→ **PROBLEM REQUIREMENTS**: The output should be every line below, retyped exactly, with no images.

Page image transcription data
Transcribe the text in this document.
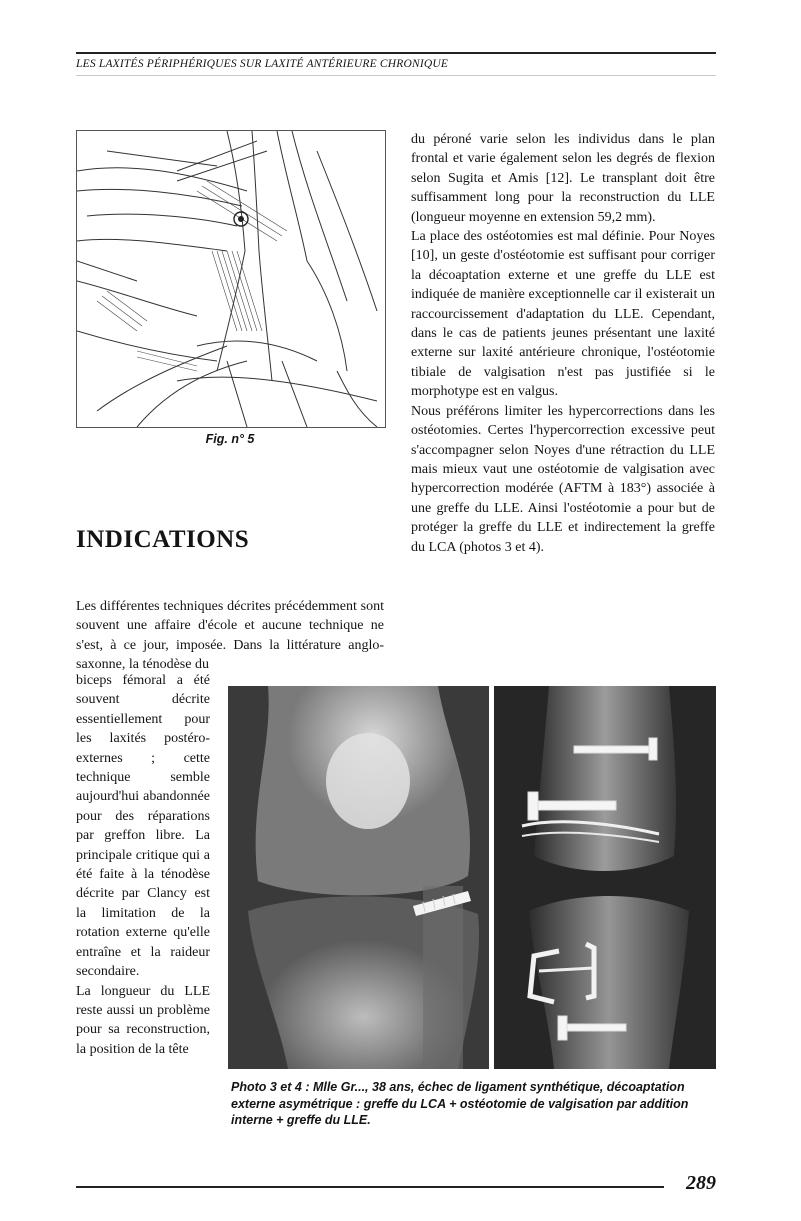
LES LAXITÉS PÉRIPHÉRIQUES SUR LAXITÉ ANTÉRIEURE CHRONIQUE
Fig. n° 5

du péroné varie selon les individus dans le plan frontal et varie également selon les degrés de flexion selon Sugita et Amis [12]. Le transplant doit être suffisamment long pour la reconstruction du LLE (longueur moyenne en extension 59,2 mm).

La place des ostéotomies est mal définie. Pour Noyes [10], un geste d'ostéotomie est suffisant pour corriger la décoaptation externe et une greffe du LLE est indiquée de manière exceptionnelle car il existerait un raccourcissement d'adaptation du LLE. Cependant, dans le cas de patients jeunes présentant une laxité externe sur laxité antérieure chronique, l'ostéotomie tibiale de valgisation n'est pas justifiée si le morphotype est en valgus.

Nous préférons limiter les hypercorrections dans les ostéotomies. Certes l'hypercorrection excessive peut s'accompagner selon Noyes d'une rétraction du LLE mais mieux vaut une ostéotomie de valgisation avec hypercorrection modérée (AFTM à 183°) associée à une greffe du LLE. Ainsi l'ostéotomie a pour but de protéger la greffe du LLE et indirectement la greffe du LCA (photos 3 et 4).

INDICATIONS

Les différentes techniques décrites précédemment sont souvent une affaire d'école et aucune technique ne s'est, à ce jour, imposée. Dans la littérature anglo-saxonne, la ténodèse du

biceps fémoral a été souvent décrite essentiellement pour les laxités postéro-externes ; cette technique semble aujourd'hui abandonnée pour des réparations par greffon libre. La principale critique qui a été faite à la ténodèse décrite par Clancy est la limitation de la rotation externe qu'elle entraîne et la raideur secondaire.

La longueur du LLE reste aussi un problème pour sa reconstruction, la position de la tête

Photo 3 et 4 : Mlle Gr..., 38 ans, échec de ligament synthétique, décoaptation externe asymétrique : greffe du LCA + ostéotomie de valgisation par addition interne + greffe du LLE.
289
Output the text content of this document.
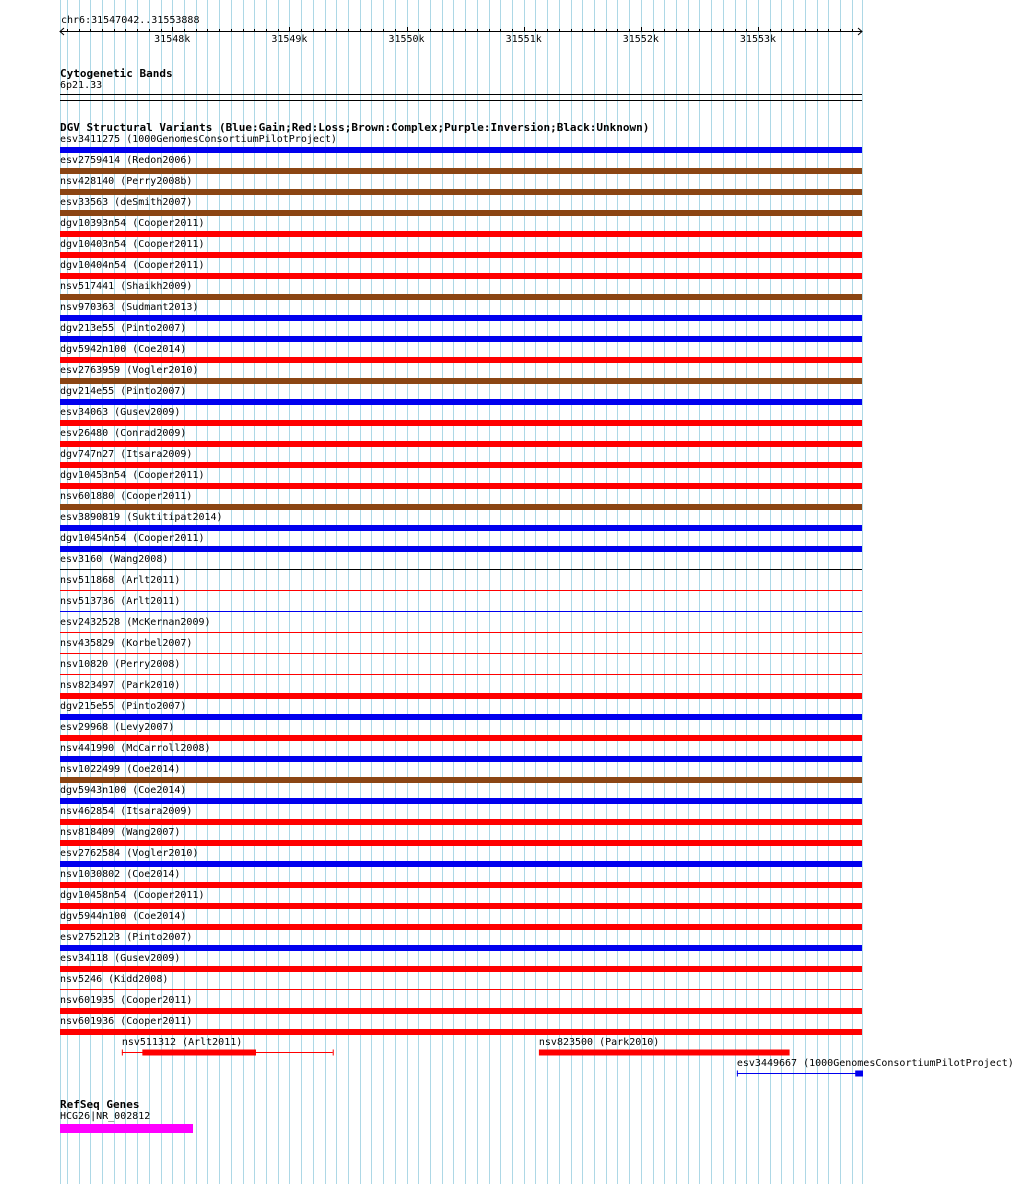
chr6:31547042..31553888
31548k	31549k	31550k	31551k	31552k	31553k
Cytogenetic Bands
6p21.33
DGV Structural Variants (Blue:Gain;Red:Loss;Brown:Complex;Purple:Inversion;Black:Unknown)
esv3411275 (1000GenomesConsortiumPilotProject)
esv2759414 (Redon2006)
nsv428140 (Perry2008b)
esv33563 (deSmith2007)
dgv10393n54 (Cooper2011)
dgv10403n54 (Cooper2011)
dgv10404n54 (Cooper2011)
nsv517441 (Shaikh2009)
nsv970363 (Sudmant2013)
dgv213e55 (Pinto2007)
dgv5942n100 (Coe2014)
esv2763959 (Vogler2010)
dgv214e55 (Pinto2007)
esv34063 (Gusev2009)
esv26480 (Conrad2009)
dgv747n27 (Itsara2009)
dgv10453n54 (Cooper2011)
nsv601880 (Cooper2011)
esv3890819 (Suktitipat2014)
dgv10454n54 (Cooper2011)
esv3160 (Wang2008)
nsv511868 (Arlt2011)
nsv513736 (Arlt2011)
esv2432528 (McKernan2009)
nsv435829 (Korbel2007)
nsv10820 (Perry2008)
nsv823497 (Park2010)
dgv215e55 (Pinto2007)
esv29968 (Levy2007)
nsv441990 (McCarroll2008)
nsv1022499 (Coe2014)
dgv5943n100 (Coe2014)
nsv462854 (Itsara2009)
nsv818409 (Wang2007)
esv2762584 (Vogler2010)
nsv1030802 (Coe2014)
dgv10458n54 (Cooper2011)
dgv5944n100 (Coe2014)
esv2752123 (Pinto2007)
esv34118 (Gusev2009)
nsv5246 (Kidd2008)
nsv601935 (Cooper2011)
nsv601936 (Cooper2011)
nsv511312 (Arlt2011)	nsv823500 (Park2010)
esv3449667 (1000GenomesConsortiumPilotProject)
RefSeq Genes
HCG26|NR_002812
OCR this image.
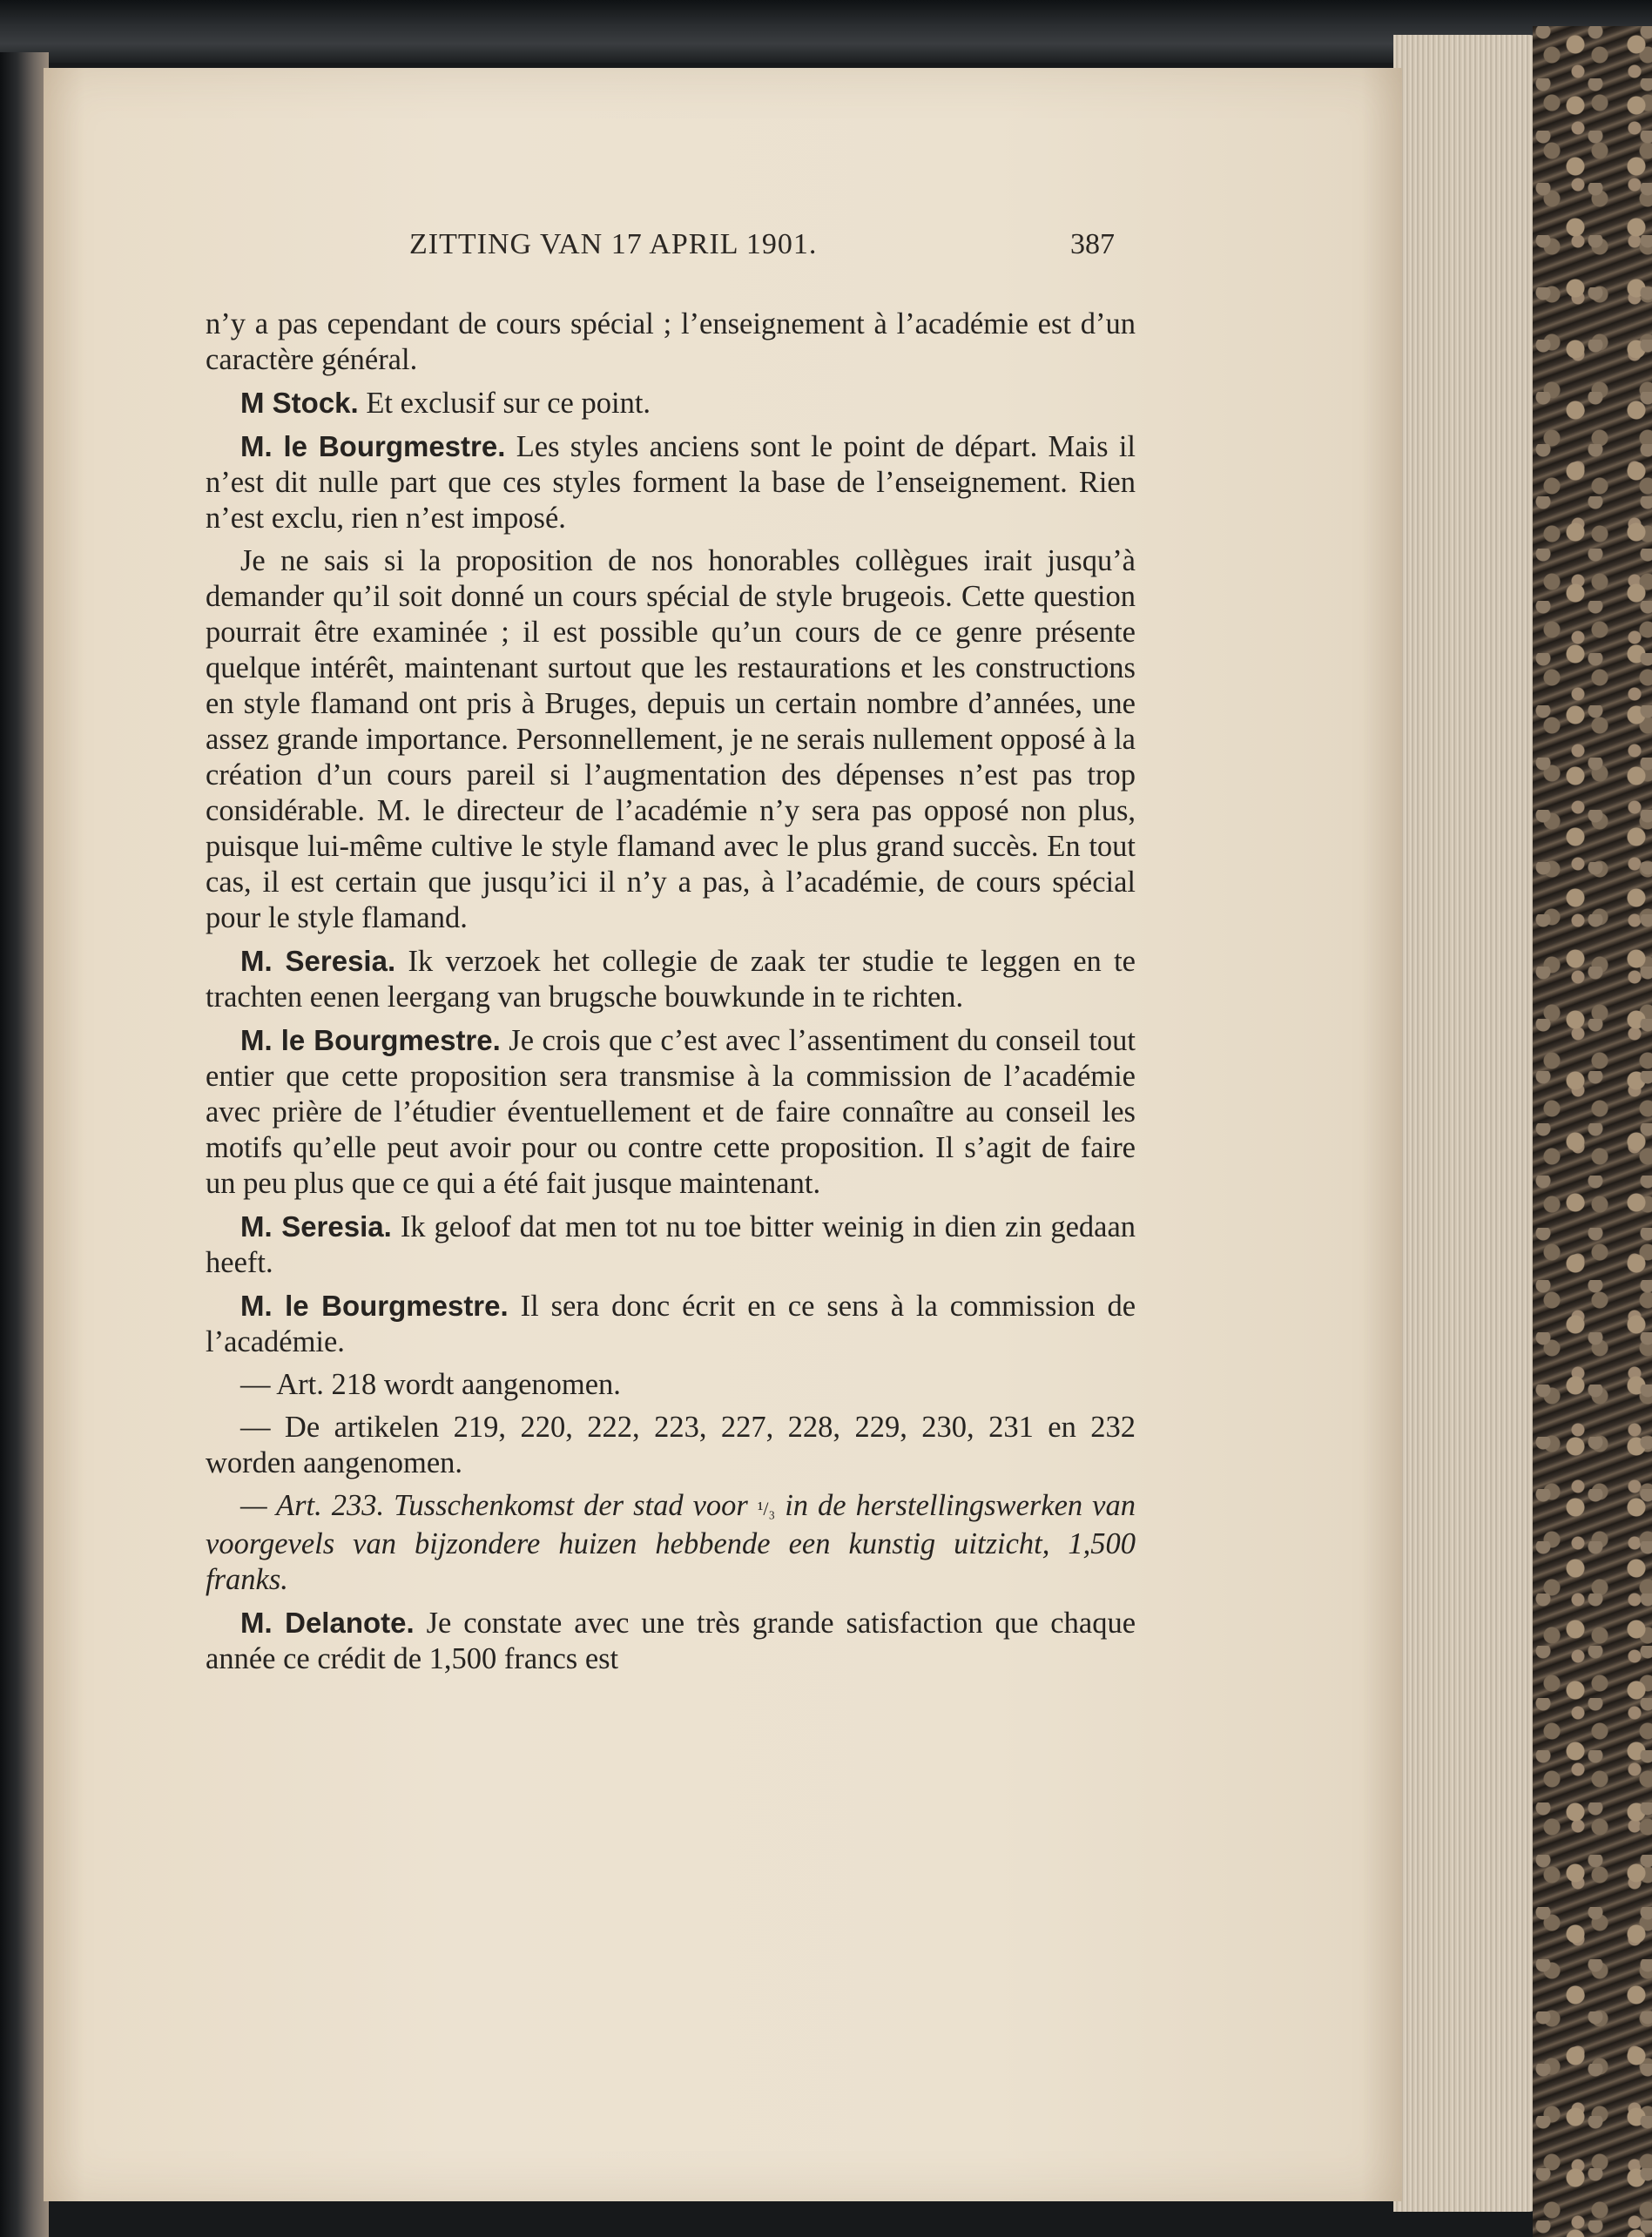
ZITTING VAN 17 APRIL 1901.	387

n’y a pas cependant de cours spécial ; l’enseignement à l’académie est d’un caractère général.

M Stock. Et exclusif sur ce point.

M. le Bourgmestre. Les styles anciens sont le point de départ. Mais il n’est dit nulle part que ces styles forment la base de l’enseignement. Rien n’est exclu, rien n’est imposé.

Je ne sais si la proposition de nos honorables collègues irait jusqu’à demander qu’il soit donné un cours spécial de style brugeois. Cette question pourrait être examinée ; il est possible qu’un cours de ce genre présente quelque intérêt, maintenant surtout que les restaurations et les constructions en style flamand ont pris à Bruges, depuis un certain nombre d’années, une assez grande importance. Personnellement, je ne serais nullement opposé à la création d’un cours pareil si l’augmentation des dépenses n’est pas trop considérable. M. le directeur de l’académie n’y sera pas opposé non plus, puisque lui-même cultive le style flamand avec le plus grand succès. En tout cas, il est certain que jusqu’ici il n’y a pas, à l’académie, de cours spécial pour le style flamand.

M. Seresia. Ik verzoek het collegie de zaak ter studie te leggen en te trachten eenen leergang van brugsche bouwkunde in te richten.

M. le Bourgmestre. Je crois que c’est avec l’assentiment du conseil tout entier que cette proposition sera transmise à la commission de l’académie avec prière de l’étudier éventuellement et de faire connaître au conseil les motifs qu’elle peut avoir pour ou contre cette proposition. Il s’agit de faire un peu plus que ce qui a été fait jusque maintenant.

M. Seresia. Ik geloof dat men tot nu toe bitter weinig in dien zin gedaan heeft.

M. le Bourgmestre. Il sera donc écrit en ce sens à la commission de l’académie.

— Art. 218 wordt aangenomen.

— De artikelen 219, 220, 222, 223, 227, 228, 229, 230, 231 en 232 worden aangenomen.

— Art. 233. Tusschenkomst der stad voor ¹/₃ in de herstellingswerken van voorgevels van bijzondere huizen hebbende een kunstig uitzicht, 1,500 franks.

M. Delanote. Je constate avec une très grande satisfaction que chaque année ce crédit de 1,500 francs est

→ **RESPONSE**:
Transcribe the text in this document.
LES LAXITÉS PÉRIPHÉRIQUES SUR LAXITÉ ANTÉRIEURE CHRONIQUE
Fig. n° 5

du péroné varie selon les individus dans le plan frontal et varie également selon les degrés de flexion selon Sugita et Amis [12]. Le transplant doit être suffisamment long pour la reconstruction du LLE (longueur moyenne en extension 59,2 mm).

La place des ostéotomies est mal définie. Pour Noyes [10], un geste d'ostéotomie est suffisant pour corriger la décoaptation externe et une greffe du LLE est indiquée de manière exceptionnelle car il existerait un raccourcissement d'adaptation du LLE. Cependant, dans le cas de patients jeunes présentant une laxité externe sur laxité antérieure chronique, l'ostéotomie tibiale de valgisation n'est pas justifiée si le morphotype est en valgus.

Nous préférons limiter les hypercorrections dans les ostéotomies. Certes l'hypercorrection excessive peut s'accompagner selon Noyes d'une rétraction du LLE mais mieux vaut une ostéotomie de valgisation avec hypercorrection modérée (AFTM à 183°) associée à une greffe du LLE. Ainsi l'ostéotomie a pour but de protéger la greffe du LLE et indirectement la greffe du LCA (photos 3 et 4).

INDICATIONS

Les différentes techniques décrites précédemment sont souvent une affaire d'école et aucune technique ne s'est, à ce jour, imposée. Dans la littérature anglo-saxonne, la ténodèse du

biceps fémoral a été souvent décrite essentiellement pour les laxités postéro-externes ; cette technique semble aujourd'hui abandonnée pour des réparations par greffon libre. La principale critique qui a été faite à la ténodèse décrite par Clancy est la limitation de la rotation externe qu'elle entraîne et la raideur secondaire.

La longueur du LLE reste aussi un problème pour sa reconstruction, la position de la tête

Photo 3 et 4 : Mlle Gr..., 38 ans, échec de ligament synthétique, décoaptation externe asymétrique : greffe du LCA + ostéotomie de valgisation par addition interne + greffe du LLE.
289
Output the text content of this document.
chr6:31547042..31553888
31548k	31549k	31550k	31551k	31552k	31553k
Cytogenetic Bands
6p21.33
DGV Structural Variants (Blue:Gain;Red:Loss;Brown:Complex;Purple:Inversion;Black:Unknown)
esv3411275 (1000GenomesConsortiumPilotProject)
esv2759414 (Redon2006)
nsv428140 (Perry2008b)
esv33563 (deSmith2007)
dgv10393n54 (Cooper2011)
dgv10403n54 (Cooper2011)
dgv10404n54 (Cooper2011)
nsv517441 (Shaikh2009)
nsv970363 (Sudmant2013)
dgv213e55 (Pinto2007)
dgv5942n100 (Coe2014)
esv2763959 (Vogler2010)
dgv214e55 (Pinto2007)
esv34063 (Gusev2009)
esv26480 (Conrad2009)
dgv747n27 (Itsara2009)
dgv10453n54 (Cooper2011)
nsv601880 (Cooper2011)
esv3890819 (Suktitipat2014)
dgv10454n54 (Cooper2011)
esv3160 (Wang2008)
nsv511868 (Arlt2011)
nsv513736 (Arlt2011)
esv2432528 (McKernan2009)
nsv435829 (Korbel2007)
nsv10820 (Perry2008)
nsv823497 (Park2010)
dgv215e55 (Pinto2007)
esv29968 (Levy2007)
nsv441990 (McCarroll2008)
nsv1022499 (Coe2014)
dgv5943n100 (Coe2014)
nsv462854 (Itsara2009)
nsv818409 (Wang2007)
esv2762584 (Vogler2010)
nsv1030802 (Coe2014)
dgv10458n54 (Cooper2011)
dgv5944n100 (Coe2014)
esv2752123 (Pinto2007)
esv34118 (Gusev2009)
nsv5246 (Kidd2008)
nsv601935 (Cooper2011)
nsv601936 (Cooper2011)
nsv511312 (Arlt2011)	nsv823500 (Park2010)
esv3449667 (1000GenomesConsortiumPilotProject)
RefSeq Genes
HCG26|NR_002812
OCR this image.
ZITTING VAN 17 APRIL 1901.	387

n’y a pas cependant de cours spécial ; l’enseignement à l’académie est d’un caractère général.

M Stock. Et exclusif sur ce point.

M. le Bourgmestre. Les styles anciens sont le point de départ. Mais il n’est dit nulle part que ces styles forment la base de l’enseignement. Rien n’est exclu, rien n’est imposé.

Je ne sais si la proposition de nos honorables collègues irait jusqu’à demander qu’il soit donné un cours spécial de style brugeois. Cette question pourrait être examinée ; il est possible qu’un cours de ce genre présente quelque intérêt, maintenant surtout que les restaurations et les constructions en style flamand ont pris à Bruges, depuis un certain nombre d’années, une assez grande importance. Personnellement, je ne serais nullement opposé à la création d’un cours pareil si l’augmentation des dépenses n’est pas trop considérable. M. le directeur de l’académie n’y sera pas opposé non plus, puisque lui-même cultive le style flamand avec le plus grand succès. En tout cas, il est certain que jusqu’ici il n’y a pas, à l’académie, de cours spécial pour le style flamand.

M. Seresia. Ik verzoek het collegie de zaak ter studie te leggen en te trachten eenen leergang van brugsche bouwkunde in te richten.

M. le Bourgmestre. Je crois que c’est avec l’assentiment du conseil tout entier que cette proposition sera transmise à la commission de l’académie avec prière de l’étudier éventuellement et de faire connaître au conseil les motifs qu’elle peut avoir pour ou contre cette proposition. Il s’agit de faire un peu plus que ce qui a été fait jusque maintenant.

M. Seresia. Ik geloof dat men tot nu toe bitter weinig in dien zin gedaan heeft.

M. le Bourgmestre. Il sera donc écrit en ce sens à la commission de l’académie.

— Art. 218 wordt aangenomen.

— De artikelen 219, 220, 222, 223, 227, 228, 229, 230, 231 en 232 worden aangenomen.

— Art. 233. Tusschenkomst der stad voor ¹/₃ in de herstellingswerken van voorgevels van bijzondere huizen hebbende een kunstig uitzicht, 1,500 franks.

M. Delanote. Je constate avec une très grande satisfaction que chaque année ce crédit de 1,500 francs est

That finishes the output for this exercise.